▶ [Task material]:
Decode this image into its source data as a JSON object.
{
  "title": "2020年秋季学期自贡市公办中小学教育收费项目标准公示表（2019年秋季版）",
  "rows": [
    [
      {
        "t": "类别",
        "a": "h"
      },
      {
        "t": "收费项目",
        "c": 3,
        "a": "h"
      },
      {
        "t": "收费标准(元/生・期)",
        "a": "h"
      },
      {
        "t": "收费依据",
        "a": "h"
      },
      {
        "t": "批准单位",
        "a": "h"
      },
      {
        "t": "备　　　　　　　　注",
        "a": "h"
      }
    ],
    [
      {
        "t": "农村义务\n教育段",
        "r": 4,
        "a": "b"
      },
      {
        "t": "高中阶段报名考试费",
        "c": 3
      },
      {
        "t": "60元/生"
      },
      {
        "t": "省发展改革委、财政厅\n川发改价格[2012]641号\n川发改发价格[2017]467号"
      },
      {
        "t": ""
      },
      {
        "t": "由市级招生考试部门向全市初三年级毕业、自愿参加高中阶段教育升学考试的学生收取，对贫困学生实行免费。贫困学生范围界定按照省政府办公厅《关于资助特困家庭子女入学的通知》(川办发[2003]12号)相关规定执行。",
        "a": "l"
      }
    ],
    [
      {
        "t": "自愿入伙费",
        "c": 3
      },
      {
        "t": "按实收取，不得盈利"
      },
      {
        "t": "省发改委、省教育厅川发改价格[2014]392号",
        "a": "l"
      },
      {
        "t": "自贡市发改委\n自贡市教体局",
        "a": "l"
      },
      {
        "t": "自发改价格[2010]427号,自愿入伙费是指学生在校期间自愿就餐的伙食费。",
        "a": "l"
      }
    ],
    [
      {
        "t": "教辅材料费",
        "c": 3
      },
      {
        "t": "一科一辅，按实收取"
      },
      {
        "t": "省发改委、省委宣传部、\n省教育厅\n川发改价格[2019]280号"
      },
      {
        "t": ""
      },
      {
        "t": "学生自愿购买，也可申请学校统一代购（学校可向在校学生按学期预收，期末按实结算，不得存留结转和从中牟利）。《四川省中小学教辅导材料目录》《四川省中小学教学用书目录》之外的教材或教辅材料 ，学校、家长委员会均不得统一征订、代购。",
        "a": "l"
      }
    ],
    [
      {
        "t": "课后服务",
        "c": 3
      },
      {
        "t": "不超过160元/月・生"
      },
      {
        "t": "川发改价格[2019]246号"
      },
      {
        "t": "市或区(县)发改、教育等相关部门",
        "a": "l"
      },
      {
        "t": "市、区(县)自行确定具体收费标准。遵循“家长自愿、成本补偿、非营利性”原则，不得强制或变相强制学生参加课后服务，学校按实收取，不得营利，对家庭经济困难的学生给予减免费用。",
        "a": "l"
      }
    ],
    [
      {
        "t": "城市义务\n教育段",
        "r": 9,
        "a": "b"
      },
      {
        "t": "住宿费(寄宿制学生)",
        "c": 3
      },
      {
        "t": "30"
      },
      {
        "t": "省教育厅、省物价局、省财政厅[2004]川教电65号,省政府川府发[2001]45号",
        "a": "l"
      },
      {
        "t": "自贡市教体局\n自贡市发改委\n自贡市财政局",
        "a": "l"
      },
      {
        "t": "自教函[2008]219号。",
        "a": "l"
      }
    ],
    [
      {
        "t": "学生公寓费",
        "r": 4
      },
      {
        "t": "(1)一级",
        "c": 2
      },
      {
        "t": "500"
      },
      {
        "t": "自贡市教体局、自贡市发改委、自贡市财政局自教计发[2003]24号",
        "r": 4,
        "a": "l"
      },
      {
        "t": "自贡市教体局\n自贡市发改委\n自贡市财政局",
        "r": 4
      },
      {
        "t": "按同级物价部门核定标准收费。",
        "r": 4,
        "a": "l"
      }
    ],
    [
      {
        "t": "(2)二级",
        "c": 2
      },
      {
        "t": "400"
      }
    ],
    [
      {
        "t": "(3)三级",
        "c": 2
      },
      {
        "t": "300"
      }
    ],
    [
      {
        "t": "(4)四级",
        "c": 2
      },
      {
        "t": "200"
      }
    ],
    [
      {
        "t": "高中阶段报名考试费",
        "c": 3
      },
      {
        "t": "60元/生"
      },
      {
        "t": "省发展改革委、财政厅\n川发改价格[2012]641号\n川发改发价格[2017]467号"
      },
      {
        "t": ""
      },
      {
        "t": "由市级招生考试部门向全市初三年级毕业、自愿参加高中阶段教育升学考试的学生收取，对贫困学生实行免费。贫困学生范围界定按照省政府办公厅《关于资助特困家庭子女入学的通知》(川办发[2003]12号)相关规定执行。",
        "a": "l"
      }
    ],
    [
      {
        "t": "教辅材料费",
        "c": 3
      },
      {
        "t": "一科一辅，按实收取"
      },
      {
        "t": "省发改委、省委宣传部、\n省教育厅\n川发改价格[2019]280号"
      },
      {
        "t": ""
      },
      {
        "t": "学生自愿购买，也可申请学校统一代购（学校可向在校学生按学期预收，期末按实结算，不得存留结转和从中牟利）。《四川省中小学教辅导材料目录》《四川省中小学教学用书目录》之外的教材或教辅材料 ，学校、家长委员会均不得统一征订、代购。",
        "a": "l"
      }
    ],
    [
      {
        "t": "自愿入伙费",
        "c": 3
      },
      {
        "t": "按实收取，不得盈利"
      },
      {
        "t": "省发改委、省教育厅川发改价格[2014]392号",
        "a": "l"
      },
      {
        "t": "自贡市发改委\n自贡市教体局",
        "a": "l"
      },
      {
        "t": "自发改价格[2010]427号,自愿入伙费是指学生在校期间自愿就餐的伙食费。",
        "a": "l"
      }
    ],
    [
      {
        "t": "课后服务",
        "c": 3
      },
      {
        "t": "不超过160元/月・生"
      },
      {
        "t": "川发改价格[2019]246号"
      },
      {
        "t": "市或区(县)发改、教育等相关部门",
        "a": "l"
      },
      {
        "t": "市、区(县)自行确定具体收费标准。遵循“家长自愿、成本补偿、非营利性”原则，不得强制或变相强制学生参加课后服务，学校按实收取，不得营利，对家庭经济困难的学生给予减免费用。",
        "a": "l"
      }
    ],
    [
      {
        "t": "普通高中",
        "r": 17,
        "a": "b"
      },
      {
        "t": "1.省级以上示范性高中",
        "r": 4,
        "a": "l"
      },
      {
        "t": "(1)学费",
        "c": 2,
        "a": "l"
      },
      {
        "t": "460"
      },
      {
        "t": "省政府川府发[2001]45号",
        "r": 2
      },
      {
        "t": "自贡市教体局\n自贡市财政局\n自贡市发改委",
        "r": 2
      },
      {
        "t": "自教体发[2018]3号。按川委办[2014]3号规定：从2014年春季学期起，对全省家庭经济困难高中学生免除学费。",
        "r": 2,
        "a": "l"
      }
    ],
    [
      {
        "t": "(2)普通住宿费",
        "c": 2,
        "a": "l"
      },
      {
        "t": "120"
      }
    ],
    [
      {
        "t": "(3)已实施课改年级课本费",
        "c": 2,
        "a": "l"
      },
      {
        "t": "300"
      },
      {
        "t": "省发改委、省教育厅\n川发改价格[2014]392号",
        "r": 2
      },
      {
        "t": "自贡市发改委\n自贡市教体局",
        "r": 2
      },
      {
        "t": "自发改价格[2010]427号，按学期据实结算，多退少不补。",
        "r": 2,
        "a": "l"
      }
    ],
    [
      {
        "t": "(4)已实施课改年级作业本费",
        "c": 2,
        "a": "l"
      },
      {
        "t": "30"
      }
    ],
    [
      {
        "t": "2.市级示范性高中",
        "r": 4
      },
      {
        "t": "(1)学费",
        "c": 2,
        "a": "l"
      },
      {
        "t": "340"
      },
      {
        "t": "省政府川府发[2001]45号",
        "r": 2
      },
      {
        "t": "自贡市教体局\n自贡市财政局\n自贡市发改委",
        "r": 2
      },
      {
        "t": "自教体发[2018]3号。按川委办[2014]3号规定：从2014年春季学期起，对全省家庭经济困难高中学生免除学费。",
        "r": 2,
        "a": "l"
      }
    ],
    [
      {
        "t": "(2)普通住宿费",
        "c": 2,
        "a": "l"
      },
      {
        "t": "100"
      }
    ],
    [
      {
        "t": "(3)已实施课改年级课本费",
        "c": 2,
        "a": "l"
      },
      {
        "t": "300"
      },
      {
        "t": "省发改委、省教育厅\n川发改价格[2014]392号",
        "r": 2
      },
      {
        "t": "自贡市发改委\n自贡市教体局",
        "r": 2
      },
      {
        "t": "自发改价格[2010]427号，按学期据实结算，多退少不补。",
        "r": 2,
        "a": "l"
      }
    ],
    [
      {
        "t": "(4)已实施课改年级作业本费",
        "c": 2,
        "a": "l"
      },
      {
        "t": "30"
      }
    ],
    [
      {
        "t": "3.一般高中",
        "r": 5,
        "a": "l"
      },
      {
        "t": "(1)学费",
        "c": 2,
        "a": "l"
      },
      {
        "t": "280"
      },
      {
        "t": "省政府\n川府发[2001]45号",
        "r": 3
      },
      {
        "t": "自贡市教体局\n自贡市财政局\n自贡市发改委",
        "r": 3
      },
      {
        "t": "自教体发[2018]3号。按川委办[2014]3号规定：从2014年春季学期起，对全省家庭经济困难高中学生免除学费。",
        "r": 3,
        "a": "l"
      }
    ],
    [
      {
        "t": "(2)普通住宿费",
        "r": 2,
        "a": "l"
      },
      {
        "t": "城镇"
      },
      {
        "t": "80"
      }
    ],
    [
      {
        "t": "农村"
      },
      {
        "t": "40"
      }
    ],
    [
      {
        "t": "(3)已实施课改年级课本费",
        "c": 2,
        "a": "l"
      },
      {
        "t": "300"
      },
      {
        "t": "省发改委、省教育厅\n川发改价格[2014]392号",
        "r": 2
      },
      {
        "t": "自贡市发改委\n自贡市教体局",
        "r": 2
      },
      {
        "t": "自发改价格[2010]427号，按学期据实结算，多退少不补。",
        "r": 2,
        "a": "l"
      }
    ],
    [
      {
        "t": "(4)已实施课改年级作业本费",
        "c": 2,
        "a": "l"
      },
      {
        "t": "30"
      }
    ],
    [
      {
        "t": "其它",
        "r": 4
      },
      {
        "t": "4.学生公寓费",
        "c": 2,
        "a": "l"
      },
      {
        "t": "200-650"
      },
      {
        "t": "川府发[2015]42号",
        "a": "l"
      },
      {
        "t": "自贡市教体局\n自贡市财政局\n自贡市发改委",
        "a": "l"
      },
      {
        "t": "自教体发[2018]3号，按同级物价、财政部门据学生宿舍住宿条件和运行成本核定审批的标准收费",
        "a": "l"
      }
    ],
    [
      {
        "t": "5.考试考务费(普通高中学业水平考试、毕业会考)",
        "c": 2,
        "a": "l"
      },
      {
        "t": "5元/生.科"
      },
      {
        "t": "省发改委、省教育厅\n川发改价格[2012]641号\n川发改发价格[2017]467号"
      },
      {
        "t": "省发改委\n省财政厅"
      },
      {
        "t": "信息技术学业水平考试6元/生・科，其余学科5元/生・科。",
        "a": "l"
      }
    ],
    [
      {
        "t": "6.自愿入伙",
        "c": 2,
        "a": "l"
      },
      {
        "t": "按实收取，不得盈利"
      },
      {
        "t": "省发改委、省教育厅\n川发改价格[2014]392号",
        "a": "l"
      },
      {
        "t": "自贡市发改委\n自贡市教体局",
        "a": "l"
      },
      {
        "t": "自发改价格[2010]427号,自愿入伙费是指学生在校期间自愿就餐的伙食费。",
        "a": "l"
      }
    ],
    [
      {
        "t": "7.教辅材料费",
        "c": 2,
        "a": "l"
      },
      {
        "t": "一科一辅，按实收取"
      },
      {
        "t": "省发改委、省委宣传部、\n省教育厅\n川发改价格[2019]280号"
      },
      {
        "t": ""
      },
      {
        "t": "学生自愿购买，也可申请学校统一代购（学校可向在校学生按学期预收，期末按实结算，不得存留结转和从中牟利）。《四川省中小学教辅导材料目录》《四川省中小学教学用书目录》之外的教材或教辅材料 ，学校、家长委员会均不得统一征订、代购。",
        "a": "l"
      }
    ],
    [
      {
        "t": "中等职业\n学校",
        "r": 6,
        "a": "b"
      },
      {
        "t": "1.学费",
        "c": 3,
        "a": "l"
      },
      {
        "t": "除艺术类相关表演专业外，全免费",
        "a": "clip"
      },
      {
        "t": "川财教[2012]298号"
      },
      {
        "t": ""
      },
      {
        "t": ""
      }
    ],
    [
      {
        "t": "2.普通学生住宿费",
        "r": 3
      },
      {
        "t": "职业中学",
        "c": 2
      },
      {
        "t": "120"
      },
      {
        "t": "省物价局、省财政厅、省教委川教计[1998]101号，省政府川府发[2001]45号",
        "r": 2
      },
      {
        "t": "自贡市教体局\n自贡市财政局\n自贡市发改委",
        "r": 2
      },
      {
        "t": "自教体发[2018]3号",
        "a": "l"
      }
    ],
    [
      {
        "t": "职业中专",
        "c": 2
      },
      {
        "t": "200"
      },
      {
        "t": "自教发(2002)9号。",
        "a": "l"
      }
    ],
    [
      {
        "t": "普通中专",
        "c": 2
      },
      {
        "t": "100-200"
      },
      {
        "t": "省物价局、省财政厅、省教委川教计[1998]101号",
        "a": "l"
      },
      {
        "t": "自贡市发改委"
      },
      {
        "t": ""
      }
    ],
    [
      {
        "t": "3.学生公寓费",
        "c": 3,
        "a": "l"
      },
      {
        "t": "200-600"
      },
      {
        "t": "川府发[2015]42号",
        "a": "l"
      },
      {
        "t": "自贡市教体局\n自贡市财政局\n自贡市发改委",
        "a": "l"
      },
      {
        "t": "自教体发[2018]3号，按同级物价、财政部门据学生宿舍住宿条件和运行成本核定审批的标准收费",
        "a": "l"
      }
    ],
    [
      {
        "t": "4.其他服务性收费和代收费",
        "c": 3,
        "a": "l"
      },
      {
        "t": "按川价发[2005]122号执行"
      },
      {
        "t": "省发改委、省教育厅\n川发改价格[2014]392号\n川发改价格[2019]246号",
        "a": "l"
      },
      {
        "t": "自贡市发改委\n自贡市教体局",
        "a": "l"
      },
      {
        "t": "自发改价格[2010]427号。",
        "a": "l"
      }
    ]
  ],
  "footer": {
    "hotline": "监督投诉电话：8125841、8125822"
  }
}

▶ [Goal]:
Which lines contain the word "省政府川府发"? Return each of them.

▶ [The answer]:
        "t": "省教育厅、省物价局、省财政厅[2004]川教电65号,省政府川府发[2001]45号",
        "t": "省政府川府发[2001]45号",
        "t": "省政府川府发[2001]45号",
        "t": "省物价局、省财政厅、省教委川教计[1998]101号，省政府川府发[2001]45号",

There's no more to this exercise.